--- start SUPPLIED INFORMATION ---
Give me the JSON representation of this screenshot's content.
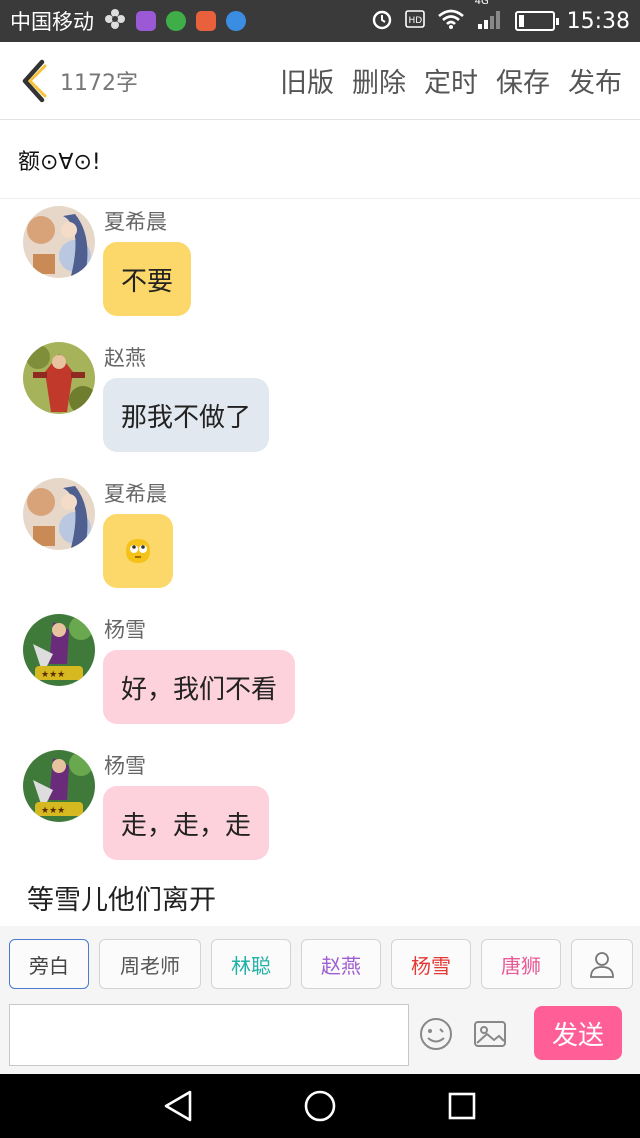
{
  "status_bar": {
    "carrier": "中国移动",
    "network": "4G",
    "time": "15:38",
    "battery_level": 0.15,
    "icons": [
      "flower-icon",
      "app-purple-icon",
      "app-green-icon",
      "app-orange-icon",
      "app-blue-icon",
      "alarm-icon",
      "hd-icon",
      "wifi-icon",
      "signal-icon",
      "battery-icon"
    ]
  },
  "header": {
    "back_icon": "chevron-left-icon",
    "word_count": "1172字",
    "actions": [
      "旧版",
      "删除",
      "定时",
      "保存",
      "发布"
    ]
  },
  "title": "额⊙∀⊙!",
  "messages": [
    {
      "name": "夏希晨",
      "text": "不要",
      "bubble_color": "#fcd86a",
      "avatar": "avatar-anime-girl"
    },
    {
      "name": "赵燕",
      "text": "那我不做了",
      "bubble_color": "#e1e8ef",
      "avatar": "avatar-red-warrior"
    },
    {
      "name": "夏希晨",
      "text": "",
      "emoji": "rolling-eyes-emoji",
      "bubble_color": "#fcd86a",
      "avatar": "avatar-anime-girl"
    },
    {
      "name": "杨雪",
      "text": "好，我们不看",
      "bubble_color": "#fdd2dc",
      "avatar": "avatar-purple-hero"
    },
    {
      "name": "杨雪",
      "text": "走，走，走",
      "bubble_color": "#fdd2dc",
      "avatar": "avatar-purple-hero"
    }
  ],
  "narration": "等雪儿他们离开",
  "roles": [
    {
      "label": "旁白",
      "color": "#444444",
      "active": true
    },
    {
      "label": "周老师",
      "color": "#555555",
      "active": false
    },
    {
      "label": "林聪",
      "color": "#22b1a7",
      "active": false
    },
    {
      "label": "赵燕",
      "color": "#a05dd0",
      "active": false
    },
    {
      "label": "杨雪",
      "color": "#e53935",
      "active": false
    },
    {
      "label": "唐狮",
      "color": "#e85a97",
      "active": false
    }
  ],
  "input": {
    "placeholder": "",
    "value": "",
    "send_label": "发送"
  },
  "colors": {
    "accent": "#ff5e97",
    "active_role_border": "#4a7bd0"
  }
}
--- end SUPPLIED INFORMATION ---
--- start SUPPLIED INFORMATION ---
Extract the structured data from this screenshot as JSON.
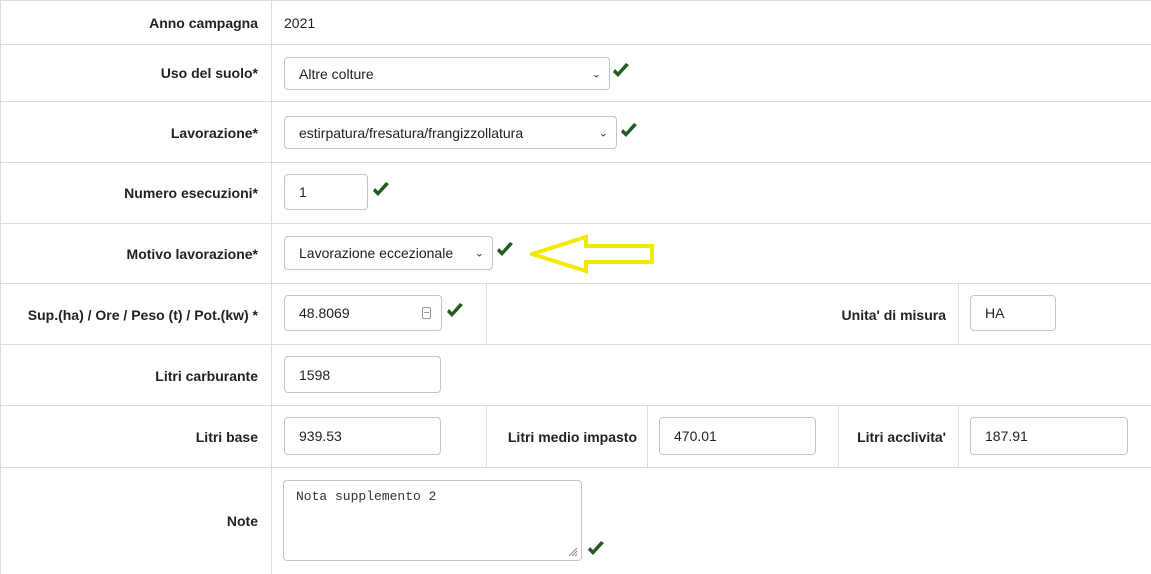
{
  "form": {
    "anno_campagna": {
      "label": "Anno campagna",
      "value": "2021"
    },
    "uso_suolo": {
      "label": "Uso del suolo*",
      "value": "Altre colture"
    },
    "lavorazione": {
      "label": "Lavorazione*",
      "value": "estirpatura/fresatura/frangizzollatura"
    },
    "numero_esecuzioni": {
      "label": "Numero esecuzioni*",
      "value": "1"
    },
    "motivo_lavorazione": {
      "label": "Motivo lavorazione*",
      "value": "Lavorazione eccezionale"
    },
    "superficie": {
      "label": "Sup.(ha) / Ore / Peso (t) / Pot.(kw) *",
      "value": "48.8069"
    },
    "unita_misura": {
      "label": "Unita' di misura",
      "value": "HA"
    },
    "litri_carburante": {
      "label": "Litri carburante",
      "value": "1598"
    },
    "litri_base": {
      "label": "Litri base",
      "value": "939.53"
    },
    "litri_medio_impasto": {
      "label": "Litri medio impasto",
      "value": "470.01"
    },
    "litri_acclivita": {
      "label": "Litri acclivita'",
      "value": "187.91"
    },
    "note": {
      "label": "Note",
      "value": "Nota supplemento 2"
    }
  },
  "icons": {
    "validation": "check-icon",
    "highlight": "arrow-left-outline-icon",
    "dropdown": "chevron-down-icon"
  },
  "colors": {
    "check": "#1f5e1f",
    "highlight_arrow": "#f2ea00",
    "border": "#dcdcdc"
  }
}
--- end SUPPLIED INFORMATION ---
--- start SUPPLIED INFORMATION ---
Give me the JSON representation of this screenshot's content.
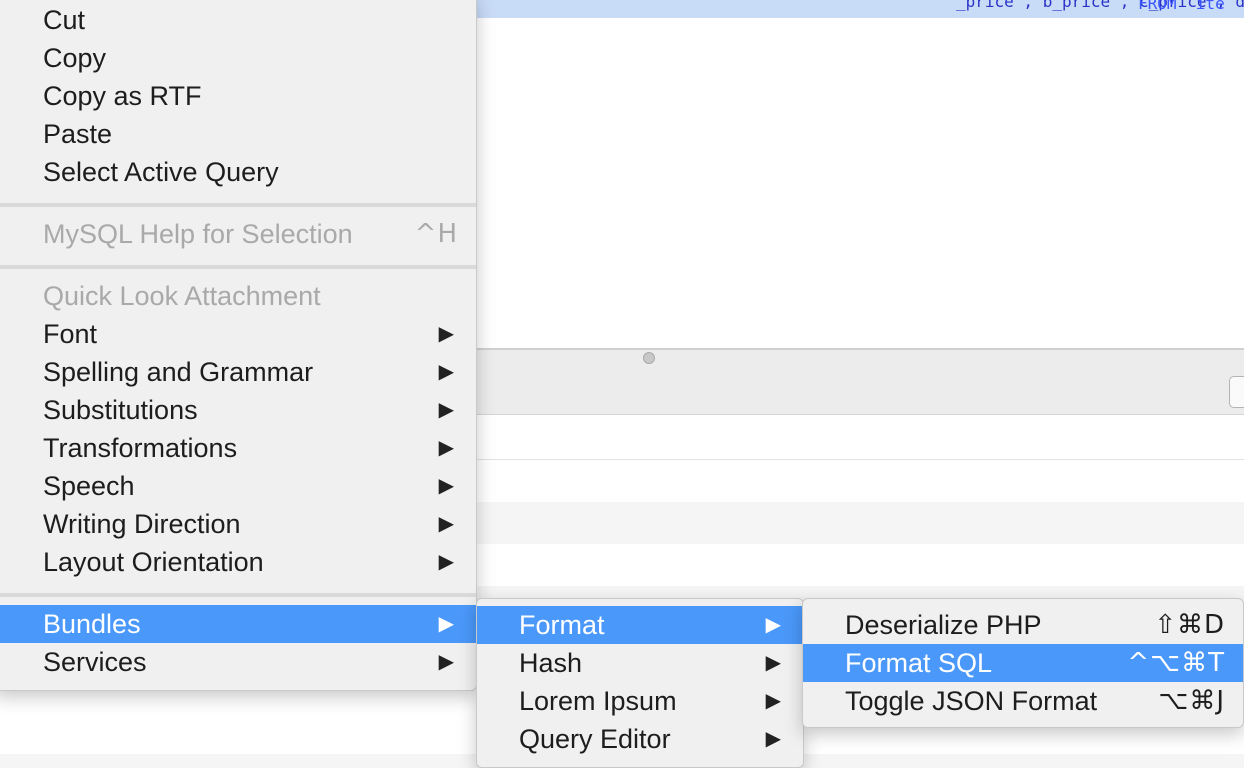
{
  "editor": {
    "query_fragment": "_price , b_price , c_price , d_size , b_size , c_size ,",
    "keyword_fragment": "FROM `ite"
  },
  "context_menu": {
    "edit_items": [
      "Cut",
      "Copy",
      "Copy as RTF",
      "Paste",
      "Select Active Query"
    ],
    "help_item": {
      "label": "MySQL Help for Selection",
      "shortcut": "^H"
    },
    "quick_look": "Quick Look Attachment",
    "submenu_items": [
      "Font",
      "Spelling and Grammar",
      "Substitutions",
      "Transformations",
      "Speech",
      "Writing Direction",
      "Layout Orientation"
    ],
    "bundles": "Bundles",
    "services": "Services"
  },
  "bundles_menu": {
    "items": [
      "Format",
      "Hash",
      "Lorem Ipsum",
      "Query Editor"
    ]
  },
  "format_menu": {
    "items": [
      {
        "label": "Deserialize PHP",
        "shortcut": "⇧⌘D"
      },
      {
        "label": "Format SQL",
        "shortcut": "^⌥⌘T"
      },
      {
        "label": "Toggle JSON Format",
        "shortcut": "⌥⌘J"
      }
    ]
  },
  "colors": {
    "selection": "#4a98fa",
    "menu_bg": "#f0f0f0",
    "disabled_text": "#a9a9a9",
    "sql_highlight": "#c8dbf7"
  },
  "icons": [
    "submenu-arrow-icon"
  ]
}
--- end SUPPLIED INFORMATION ---
= YOUR OBJECTIVE =
From the listing above, copy all lines holding the word "check".

= RESULT FOR THIS TASK =
    "validation": "check-icon",
    "check": "#1f5e1f",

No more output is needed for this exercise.